→ EXERCISE DESCRIPTION: Present the data once more in exactly its original form.

→ MATERIAL PROVIDED:
☆ ☆ ☆ ☆
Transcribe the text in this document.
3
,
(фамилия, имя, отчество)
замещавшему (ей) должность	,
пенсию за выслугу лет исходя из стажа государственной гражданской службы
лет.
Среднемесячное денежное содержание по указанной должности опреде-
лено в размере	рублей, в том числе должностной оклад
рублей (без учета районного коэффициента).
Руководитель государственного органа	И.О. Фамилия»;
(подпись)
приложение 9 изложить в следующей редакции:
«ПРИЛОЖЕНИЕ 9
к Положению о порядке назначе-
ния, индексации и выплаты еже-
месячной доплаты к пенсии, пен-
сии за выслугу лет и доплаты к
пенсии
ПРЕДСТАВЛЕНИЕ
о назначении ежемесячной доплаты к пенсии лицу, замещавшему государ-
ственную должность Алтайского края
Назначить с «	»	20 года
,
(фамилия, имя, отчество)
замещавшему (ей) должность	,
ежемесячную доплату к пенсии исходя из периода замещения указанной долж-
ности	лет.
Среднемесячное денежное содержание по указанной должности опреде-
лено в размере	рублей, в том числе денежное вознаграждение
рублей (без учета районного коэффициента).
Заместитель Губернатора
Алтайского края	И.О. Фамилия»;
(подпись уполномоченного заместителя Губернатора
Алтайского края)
☆ ☆ ☆ ☆
→ THE RESULT:
Transcribe the text in this document.
3
,
(фамилия, имя, отчество)
замещавшему (ей) должность	,
пенсию за выслугу лет исходя из стажа государственной гражданской службы
лет.
Среднемесячное денежное содержание по указанной должности опреде-
лено в размере	рублей, в том числе должностной оклад
рублей (без учета районного коэффициента).
Руководитель государственного органа	И.О. Фамилия»;
(подпись)
приложение 9 изложить в следующей редакции:
«ПРИЛОЖЕНИЕ 9
к Положению о порядке назначе-
ния, индексации и выплаты еже-
месячной доплаты к пенсии, пен-
сии за выслугу лет и доплаты к
пенсии
ПРЕДСТАВЛЕНИЕ
о назначении ежемесячной доплаты к пенсии лицу, замещавшему государ-
ственную должность Алтайского края
Назначить с «	»	20 года
,
(фамилия, имя, отчество)
замещавшему (ей) должность	,
ежемесячную доплату к пенсии исходя из периода замещения указанной долж-
ности	лет.
Среднемесячное денежное содержание по указанной должности опреде-
лено в размере	рублей, в том числе денежное вознаграждение
рублей (без учета районного коэффициента).
Заместитель Губернатора
Алтайского края	И.О. Фамилия»;
(подпись уполномоченного заместителя Губернатора
Алтайского края)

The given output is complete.